== Data entries ==
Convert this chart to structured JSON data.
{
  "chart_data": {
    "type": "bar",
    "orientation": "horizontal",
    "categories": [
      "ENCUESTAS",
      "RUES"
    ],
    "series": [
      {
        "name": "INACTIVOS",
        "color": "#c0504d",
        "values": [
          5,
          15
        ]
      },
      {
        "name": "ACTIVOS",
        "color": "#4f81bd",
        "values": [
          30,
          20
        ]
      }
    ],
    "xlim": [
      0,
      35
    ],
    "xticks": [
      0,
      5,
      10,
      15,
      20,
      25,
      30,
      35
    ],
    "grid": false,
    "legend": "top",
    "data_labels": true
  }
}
===
== Data entries ==
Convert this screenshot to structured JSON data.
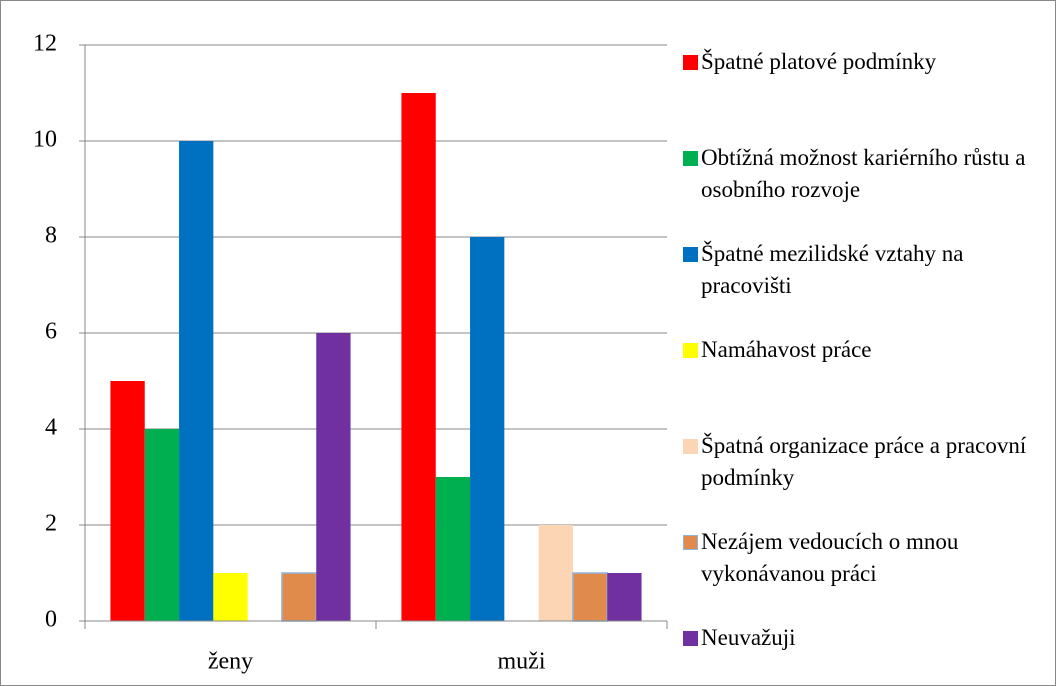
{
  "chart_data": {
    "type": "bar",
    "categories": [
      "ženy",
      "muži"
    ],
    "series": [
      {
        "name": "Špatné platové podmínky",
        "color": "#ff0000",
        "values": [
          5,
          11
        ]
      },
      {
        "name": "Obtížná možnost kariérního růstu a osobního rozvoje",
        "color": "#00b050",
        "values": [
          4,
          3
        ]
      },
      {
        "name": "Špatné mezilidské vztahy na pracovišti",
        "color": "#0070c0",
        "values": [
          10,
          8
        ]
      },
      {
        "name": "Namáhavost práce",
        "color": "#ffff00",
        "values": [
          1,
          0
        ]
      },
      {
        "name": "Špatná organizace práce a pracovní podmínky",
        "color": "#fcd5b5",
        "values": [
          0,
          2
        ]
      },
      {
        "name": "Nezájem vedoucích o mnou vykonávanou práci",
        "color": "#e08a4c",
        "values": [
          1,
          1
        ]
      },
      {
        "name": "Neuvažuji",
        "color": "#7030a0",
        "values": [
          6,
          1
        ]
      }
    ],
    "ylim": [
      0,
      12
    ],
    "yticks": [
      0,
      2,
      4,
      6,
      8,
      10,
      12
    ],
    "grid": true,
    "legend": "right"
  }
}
===
== Data entries ==
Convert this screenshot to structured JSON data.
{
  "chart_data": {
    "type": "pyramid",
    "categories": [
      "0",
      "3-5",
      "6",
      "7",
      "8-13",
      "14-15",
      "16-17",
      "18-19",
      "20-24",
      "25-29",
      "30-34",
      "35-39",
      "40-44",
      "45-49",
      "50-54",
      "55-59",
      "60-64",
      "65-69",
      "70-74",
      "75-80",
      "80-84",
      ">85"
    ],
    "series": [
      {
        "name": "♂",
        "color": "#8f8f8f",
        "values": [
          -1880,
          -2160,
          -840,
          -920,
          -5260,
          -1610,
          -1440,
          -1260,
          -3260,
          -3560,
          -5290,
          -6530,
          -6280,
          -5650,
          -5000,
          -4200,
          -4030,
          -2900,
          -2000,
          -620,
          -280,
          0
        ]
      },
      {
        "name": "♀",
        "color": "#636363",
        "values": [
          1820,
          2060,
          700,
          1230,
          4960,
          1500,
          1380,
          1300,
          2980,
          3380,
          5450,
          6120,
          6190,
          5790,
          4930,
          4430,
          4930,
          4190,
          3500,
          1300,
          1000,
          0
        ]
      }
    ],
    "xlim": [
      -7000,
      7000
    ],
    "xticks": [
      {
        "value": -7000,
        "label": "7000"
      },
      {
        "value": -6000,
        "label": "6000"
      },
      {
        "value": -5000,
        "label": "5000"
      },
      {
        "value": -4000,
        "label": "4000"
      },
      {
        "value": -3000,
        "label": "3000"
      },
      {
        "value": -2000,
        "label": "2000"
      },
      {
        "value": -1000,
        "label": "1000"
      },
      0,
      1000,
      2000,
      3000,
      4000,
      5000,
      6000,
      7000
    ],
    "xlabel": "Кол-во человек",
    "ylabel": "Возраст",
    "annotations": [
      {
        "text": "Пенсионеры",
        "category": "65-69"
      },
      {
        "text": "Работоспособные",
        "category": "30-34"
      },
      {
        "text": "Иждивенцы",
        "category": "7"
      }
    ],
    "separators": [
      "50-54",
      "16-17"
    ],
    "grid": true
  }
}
===
**Work to complete**
Copy each line above that contains the word "práce".

**Completed task**
        "name": "Namáhavost práce",
        "name": "Špatná organizace práce a pracovní podmínky",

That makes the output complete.